** Begin Provided information **

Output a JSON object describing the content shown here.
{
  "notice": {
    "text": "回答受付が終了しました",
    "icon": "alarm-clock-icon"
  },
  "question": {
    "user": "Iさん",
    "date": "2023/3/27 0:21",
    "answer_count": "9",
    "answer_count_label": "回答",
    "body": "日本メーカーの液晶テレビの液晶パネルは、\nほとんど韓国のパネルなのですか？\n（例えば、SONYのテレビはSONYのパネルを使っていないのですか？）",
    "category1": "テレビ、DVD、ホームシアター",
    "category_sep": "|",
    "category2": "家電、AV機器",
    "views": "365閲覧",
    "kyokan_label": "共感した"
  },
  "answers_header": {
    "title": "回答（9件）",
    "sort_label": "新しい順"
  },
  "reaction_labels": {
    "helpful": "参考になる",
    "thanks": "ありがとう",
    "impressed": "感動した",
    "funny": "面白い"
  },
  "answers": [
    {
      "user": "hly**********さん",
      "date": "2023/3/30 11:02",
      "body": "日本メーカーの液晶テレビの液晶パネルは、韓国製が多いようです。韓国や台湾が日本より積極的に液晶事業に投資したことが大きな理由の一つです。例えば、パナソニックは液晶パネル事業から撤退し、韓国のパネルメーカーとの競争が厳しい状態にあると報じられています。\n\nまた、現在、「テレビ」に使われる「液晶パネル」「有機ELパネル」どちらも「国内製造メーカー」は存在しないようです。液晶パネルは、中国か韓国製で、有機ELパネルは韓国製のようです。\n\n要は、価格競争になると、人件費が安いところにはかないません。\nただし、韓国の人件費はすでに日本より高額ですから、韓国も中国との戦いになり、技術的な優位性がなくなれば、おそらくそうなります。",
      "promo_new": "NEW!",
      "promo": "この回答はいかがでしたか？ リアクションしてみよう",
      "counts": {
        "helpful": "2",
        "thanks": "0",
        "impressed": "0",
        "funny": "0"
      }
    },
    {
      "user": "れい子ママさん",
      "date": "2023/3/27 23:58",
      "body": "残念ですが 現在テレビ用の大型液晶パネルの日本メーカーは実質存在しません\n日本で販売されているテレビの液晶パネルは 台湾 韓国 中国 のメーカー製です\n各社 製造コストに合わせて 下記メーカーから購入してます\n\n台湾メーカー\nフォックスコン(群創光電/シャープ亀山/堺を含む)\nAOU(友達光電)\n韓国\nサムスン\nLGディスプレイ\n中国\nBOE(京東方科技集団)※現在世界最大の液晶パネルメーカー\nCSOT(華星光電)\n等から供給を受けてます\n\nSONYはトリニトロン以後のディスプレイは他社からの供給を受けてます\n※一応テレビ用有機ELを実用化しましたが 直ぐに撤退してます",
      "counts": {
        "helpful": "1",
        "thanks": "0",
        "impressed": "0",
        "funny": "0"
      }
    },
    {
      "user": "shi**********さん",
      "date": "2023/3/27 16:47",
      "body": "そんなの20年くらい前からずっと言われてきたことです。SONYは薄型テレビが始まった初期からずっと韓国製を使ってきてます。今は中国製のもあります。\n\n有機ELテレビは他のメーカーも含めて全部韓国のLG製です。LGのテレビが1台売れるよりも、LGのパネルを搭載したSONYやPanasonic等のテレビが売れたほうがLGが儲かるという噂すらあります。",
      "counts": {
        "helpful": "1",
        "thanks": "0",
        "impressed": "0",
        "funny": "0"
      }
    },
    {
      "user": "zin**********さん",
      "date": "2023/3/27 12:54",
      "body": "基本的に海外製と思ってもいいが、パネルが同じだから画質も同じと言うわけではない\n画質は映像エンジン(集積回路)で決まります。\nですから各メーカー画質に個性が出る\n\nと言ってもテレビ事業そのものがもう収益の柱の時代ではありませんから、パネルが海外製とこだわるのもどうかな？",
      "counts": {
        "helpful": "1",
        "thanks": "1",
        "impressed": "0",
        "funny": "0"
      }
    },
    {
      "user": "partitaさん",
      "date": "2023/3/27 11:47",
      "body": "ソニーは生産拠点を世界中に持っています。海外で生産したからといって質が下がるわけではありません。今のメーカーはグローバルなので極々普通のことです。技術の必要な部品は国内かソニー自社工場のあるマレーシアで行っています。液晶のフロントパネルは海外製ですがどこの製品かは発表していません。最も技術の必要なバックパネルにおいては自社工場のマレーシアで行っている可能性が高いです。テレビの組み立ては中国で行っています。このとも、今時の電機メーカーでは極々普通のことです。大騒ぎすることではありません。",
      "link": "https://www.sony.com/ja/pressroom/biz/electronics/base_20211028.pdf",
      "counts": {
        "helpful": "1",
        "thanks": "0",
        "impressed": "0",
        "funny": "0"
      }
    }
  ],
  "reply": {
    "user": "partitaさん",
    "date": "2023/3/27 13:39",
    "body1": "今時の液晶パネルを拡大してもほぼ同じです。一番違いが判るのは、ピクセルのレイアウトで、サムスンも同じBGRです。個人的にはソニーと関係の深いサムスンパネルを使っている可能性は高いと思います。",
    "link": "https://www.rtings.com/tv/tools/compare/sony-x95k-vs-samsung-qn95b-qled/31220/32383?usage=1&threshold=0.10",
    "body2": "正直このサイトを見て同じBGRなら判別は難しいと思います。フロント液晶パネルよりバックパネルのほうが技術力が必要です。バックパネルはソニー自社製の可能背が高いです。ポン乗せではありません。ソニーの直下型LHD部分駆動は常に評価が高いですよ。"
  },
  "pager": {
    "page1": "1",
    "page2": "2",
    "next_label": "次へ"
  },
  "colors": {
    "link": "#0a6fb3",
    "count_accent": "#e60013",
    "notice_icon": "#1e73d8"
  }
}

** End Provided information **

## Written problem
Write the data back out verbatim.

## Reply to the task
Output a JSON object describing the content shown here.
{
  "notice": {
    "text": "回答受付が終了しました",
    "icon": "alarm-clock-icon"
  },
  "question": {
    "user": "Iさん",
    "date": "2023/3/27 0:21",
    "answer_count": "9",
    "answer_count_label": "回答",
    "body": "日本メーカーの液晶テレビの液晶パネルは、\nほとんど韓国のパネルなのですか？\n（例えば、SONYのテレビはSONYのパネルを使っていないのですか？）",
    "category1": "テレビ、DVD、ホームシアター",
    "category_sep": "|",
    "category2": "家電、AV機器",
    "views": "365閲覧",
    "kyokan_label": "共感した"
  },
  "answers_header": {
    "title": "回答（9件）",
    "sort_label": "新しい順"
  },
  "reaction_labels": {
    "helpful": "参考になる",
    "thanks": "ありがとう",
    "impressed": "感動した",
    "funny": "面白い"
  },
  "answers": [
    {
      "user": "hly**********さん",
      "date": "2023/3/30 11:02",
      "body": "日本メーカーの液晶テレビの液晶パネルは、韓国製が多いようです。韓国や台湾が日本より積極的に液晶事業に投資したことが大きな理由の一つです。例えば、パナソニックは液晶パネル事業から撤退し、韓国のパネルメーカーとの競争が厳しい状態にあると報じられています。\n\nまた、現在、「テレビ」に使われる「液晶パネル」「有機ELパネル」どちらも「国内製造メーカー」は存在しないようです。液晶パネルは、中国か韓国製で、有機ELパネルは韓国製のようです。\n\n要は、価格競争になると、人件費が安いところにはかないません。\nただし、韓国の人件費はすでに日本より高額ですから、韓国も中国との戦いになり、技術的な優位性がなくなれば、おそらくそうなります。",
      "promo_new": "NEW!",
      "promo": "この回答はいかがでしたか？ リアクションしてみよう",
      "counts": {
        "helpful": "2",
        "thanks": "0",
        "impressed": "0",
        "funny": "0"
      }
    },
    {
      "user": "れい子ママさん",
      "date": "2023/3/27 23:58",
      "body": "残念ですが 現在テレビ用の大型液晶パネルの日本メーカーは実質存在しません\n日本で販売されているテレビの液晶パネルは 台湾 韓国 中国 のメーカー製です\n各社 製造コストに合わせて 下記メーカーから購入してます\n\n台湾メーカー\nフォックスコン(群創光電/シャープ亀山/堺を含む)\nAOU(友達光電)\n韓国\nサムスン\nLGディスプレイ\n中国\nBOE(京東方科技集団)※現在世界最大の液晶パネルメーカー\nCSOT(華星光電)\n等から供給を受けてます\n\nSONYはトリニトロン以後のディスプレイは他社からの供給を受けてます\n※一応テレビ用有機ELを実用化しましたが 直ぐに撤退してます",
      "counts": {
        "helpful": "1",
        "thanks": "0",
        "impressed": "0",
        "funny": "0"
      }
    },
    {
      "user": "shi**********さん",
      "date": "2023/3/27 16:47",
      "body": "そんなの20年くらい前からずっと言われてきたことです。SONYは薄型テレビが始まった初期からずっと韓国製を使ってきてます。今は中国製のもあります。\n\n有機ELテレビは他のメーカーも含めて全部韓国のLG製です。LGのテレビが1台売れるよりも、LGのパネルを搭載したSONYやPanasonic等のテレビが売れたほうがLGが儲かるという噂すらあります。",
      "counts": {
        "helpful": "1",
        "thanks": "0",
        "impressed": "0",
        "funny": "0"
      }
    },
    {
      "user": "zin**********さん",
      "date": "2023/3/27 12:54",
      "body": "基本的に海外製と思ってもいいが、パネルが同じだから画質も同じと言うわけではない\n画質は映像エンジン(集積回路)で決まります。\nですから各メーカー画質に個性が出る\n\nと言ってもテレビ事業そのものがもう収益の柱の時代ではありませんから、パネルが海外製とこだわるのもどうかな？",
      "counts": {
        "helpful": "1",
        "thanks": "1",
        "impressed": "0",
        "funny": "0"
      }
    },
    {
      "user": "partitaさん",
      "date": "2023/3/27 11:47",
      "body": "ソニーは生産拠点を世界中に持っています。海外で生産したからといって質が下がるわけではありません。今のメーカーはグローバルなので極々普通のことです。技術の必要な部品は国内かソニー自社工場のあるマレーシアで行っています。液晶のフロントパネルは海外製ですがどこの製品かは発表していません。最も技術の必要なバックパネルにおいては自社工場のマレーシアで行っている可能性が高いです。テレビの組み立ては中国で行っています。このとも、今時の電機メーカーでは極々普通のことです。大騒ぎすることではありません。",
      "link": "https://www.sony.com/ja/pressroom/biz/electronics/base_20211028.pdf",
      "counts": {
        "helpful": "1",
        "thanks": "0",
        "impressed": "0",
        "funny": "0"
      }
    }
  ],
  "reply": {
    "user": "partitaさん",
    "date": "2023/3/27 13:39",
    "body1": "今時の液晶パネルを拡大してもほぼ同じです。一番違いが判るのは、ピクセルのレイアウトで、サムスンも同じBGRです。個人的にはソニーと関係の深いサムスンパネルを使っている可能性は高いと思います。",
    "link": "https://www.rtings.com/tv/tools/compare/sony-x95k-vs-samsung-qn95b-qled/31220/32383?usage=1&threshold=0.10",
    "body2": "正直このサイトを見て同じBGRなら判別は難しいと思います。フロント液晶パネルよりバックパネルのほうが技術力が必要です。バックパネルはソニー自社製の可能背が高いです。ポン乗せではありません。ソニーの直下型LHD部分駆動は常に評価が高いですよ。"
  },
  "pager": {
    "page1": "1",
    "page2": "2",
    "next_label": "次へ"
  },
  "colors": {
    "link": "#0a6fb3",
    "count_accent": "#e60013",
    "notice_icon": "#1e73d8"
  }
}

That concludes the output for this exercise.